**Exercise description:** Keep only those lines of the records that include the string "this".

-- BEGIN --

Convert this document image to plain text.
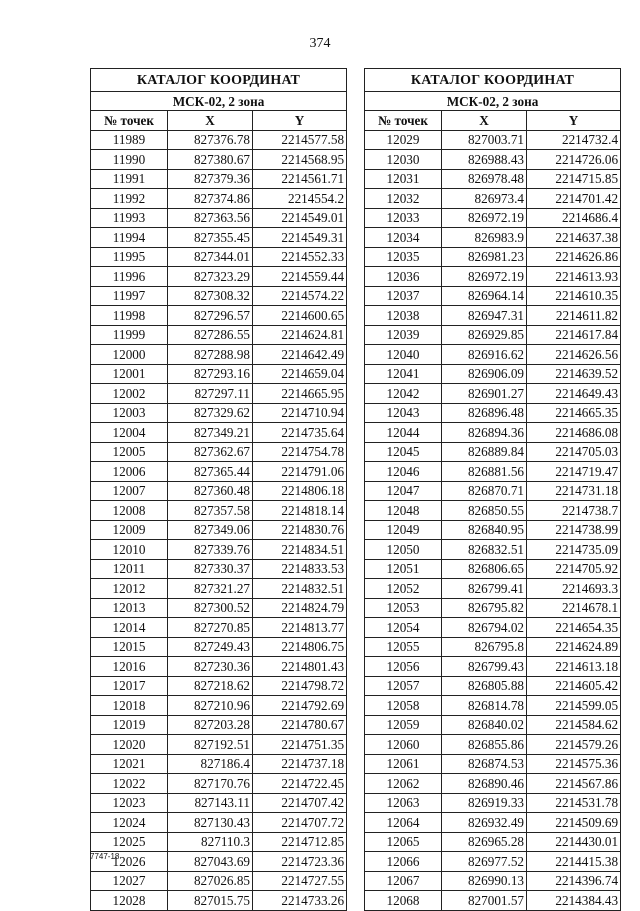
374
КАТАЛОГ КООРДИНАТ		
МСК-02, 2 зона		
№ точек	X	Y
11989	827376.78	2214577.58
11990	827380.67	2214568.95
11991	827379.36	2214561.71
11992	827374.86	2214554.2
11993	827363.56	2214549.01
11994	827355.45	2214549.31
11995	827344.01	2214552.33
11996	827323.29	2214559.44
11997	827308.32	2214574.22
11998	827296.57	2214600.65
11999	827286.55	2214624.81
12000	827288.98	2214642.49
12001	827293.16	2214659.04
12002	827297.11	2214665.95
12003	827329.62	2214710.94
12004	827349.21	2214735.64
12005	827362.67	2214754.78
12006	827365.44	2214791.06
12007	827360.48	2214806.18
12008	827357.58	2214818.14
12009	827349.06	2214830.76
12010	827339.76	2214834.51
12011	827330.37	2214833.53
12012	827321.27	2214832.51
12013	827300.52	2214824.79
12014	827270.85	2214813.77
12015	827249.43	2214806.75
12016	827230.36	2214801.43
12017	827218.62	2214798.72
12018	827210.96	2214792.69
12019	827203.28	2214780.67
12020	827192.51	2214751.35
12021	827186.4	2214737.18
12022	827170.76	2214722.45
12023	827143.11	2214707.42
12024	827130.43	2214707.72
12025	827110.3	2214712.85
12026	827043.69	2214723.36
12027	827026.85	2214727.55
12028	827015.75	2214733.26
КАТАЛОГ КООРДИНАТ		
МСК-02, 2 зона		
№ точек	X	Y
12029	827003.71	2214732.4
12030	826988.43	2214726.06
12031	826978.48	2214715.85
12032	826973.4	2214701.42
12033	826972.19	2214686.4
12034	826983.9	2214637.38
12035	826981.23	2214626.86
12036	826972.19	2214613.93
12037	826964.14	2214610.35
12038	826947.31	2214611.82
12039	826929.85	2214617.84
12040	826916.62	2214626.56
12041	826906.09	2214639.52
12042	826901.27	2214649.43
12043	826896.48	2214665.35
12044	826894.36	2214686.08
12045	826889.84	2214705.03
12046	826881.56	2214719.47
12047	826870.71	2214731.18
12048	826850.55	2214738.7
12049	826840.95	2214738.99
12050	826832.51	2214735.09
12051	826806.65	2214705.92
12052	826799.41	2214693.3
12053	826795.82	2214678.1
12054	826794.02	2214654.35
12055	826795.8	2214624.89
12056	826799.43	2214613.18
12057	826805.88	2214605.42
12058	826814.78	2214599.05
12059	826840.02	2214584.62
12060	826855.86	2214579.26
12061	826874.53	2214575.36
12062	826890.46	2214567.86
12063	826919.33	2214531.78
12064	826932.49	2214509.69
12065	826965.28	2214430.01
12066	826977.52	2214415.38
12067	826990.13	2214396.74
12068	827001.57	2214384.43
7747-18
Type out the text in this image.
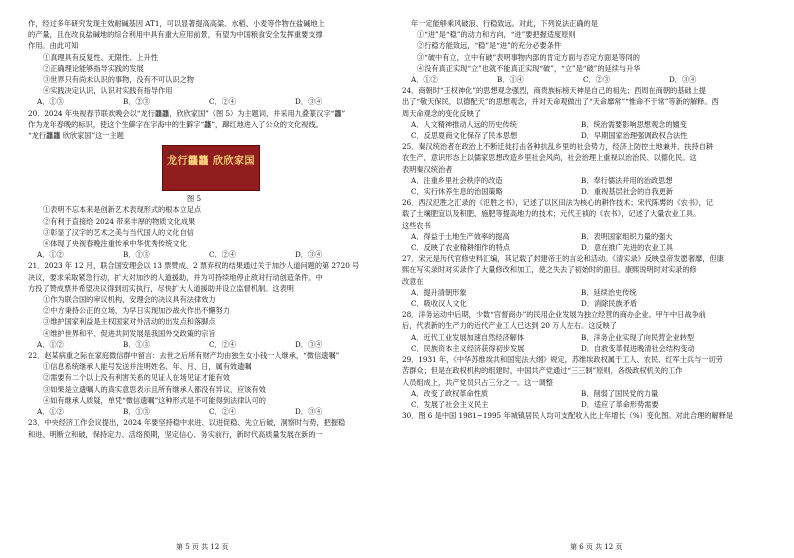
作，经过多年研究发现主效耐碱基因 AT1，可以显著提高高粱、水稻、小麦等作物在盐碱地上
的产量，且在改良盐碱地的综合利用中具有重大应用前景，有望为中国粮食安全发挥重要支撑
作用。由此可知
①真理具有反复性、无限性、上升性
②正确理论能够指导实践的发展
③世界只有尚未认识的事物，没有不可认识之物
④实践决定认识，认识对实践有指导作用
A．①③	B．②③	C．②④	D．③④
20．2024 年央视春节联欢晚会以“龙行龘龘，欣欣家国”（图 5）为主题词，并采用九叠篆汉字“龘”
作为龙年春晚的标识，使这个生僻字在字海中的生僻字“龘”，蹿红地进入了公众的文化视线。
“龙行龘龘 欣欣家国”这一主题
龙行龘龘 欣欣家国
图 5
①表明不忘本来是创新艺术表现形式的根本立足点
②有利于直接给 2024 带来丰厚的物质文化成果
③彰显了汉字的艺术之美与当代国人的文化自信
④体现了央视春晚注重传承中华优秀传统文化
A．①②	B．①③	C．②④	D．③④
21．2023 年 12 月，联合国安理会以 13 票赞成、2 票弃权的结果通过关于加沙人道问题的第 2720 号
决议，要求采取紧急行动，扩大对加沙的人道援助，并为可持续地停止敌对行动创造条件。中
方投了赞成票并希望决议得到切实执行，尽快扩大人道援助并设立监督机制。这表明
①作为联合国的审议机构，安理会的决议具有法律效力
②中方秉持公正的立场，为早日实现加沙战火作出不懈努力
③维护国家利益是主权国家对外活动的出发点和落脚点
④维护世界和平、促进共同发展是我国外交政策的宗旨
A．①②	B．①③	C．②④	D．③④
22．赵某病重之际在家庭微信群中留言：去世之后所有财产均由独生女小钱一人继承，“微信遗嘱”
①信息系统继承人能号发送并注明姓名、年、月、日，属有效遗嘱
②需要有二个以上没有利害关系的见证人在场见证才能有效
③如果是立遗嘱人的真实意思表示且所有继承人都没有异议，应该有效
④如有继承人质疑，单凭“微信遗嘱”这种形式是不可能得到法律认可的
A．①②	B．①③	C．②④	D．③④
23．中央经济工作会议提出，2024 年要坚持稳中求进、以进促稳、先立后破，洞察时与势，把握稳
和进、明断立和破，保持定力、活络预期，坚定信心、务实前行，新时代高质量发展在新的一
dá dá
第 5 页 共 12 页
年一定能够乘风破浪、行稳致远。对此，下列说法正确的是
①“进”是“稳”的动力和方向，“进”要把握适度原则
②行稳方能致远，“稳”是“进”的充分必要条件
③“破中有立，立中有破”表明事物内部的肯定方面与否定方面是等同的
④没有真正实现“立”也就不能真正实现“破”，“立”是“破”的延续与升华
A．①②	B．①④	C．②③	D．③④
24．商朝时“王权神化”的思想观念强烈，商贵族标榜天神是自己的祖先；西周在商朝的基础上提
出了“敬天保民，以德配天”的思想观念，并对天命观做出了“天命靡常”“惟命不于常”等新的解释。西
周天命观念的变化反映了
A．人文精神推动人远的历史传统	B．统治需要影响思想观念的嬗变
C．反思夏商文化保存了民本思想	D．早期国家治理强调政权合法性
25．秦汉统治者在政治上不断迁徙打击各种抗乱乡里的社会势力，经济上防控土地兼并、扶持自耕
农生产，意识形态上以儒家思想改造乡里社会风尚，社会治理上重视以治治民、以德化民。这
表明秦汉统治者
A．注重乡里社会秩序的改造	B．奉行儒法并用的治政思想
C．实行休养生息的治国策略	D．重视基层社会的自我更新
26．西汉氾胜之汇录的《氾胜之书》，记述了以区田法为核心的耕作技术；宋代陈旉的《农书》，记
载了土壤肥宜以及积肥、施肥等提高地力的技术；元代王祯的《农书》，记述了大量农业工具。
这些农书
A．得益于土地生产效率的提高	B．表明国家组织力量的强大
C．反映了农业精耕细作的特点	D．意在推广先进的农业工具
27．宋元是历代官修史料汇编，其记载了封建帝王的言论和活动。《清实录》反映皇帝发愿奢靡，但康
熙在写实录时对实录作了大量修改和加工，使之失去了初始时的面目。康熙说明时对实录的修
改意在
A．提升清朝形象	B．延续治史传统
C．吸收汉人文化	D．消除民族矛盾
28．洋务运动中后期，少数“官督商办”的民用企业发展为独立经营的商办企业。甲午中日战争前
后，代表新的生产力的近代产业工人已达到 20 万人左右。这反映了
A．近代工业发展加速自然经济解体	B．洋务企业实现了向民营企业转型
C．民族资本主义经济获得初步发展	D．自救变革促进晚清社会结构变动
29．1931 年，《中华苏维埃共和国宪法大纲》规定，苏维埃政权属于工人、农民、红军士兵与一切劳
苦群众；但是在政权机构的组建时，中国共产党通过“三三制”原则，各级政权机关的工作
人员组成上，共产党员只占三分之一。这一调整
A．改变了政权革命性质	B．削弱了国民党的力量
C．发展了社会主义民主	D．适应了革命形势需要
30．图 6 是中国 1981~1995 年城镇居民人均可支配收入比上年增长（%）变化图。对此合理的解释是
第 6 页 共 12 页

-- END --

**Response to the exercise:**
Convert this document image to plain text.
Type out the text in this image.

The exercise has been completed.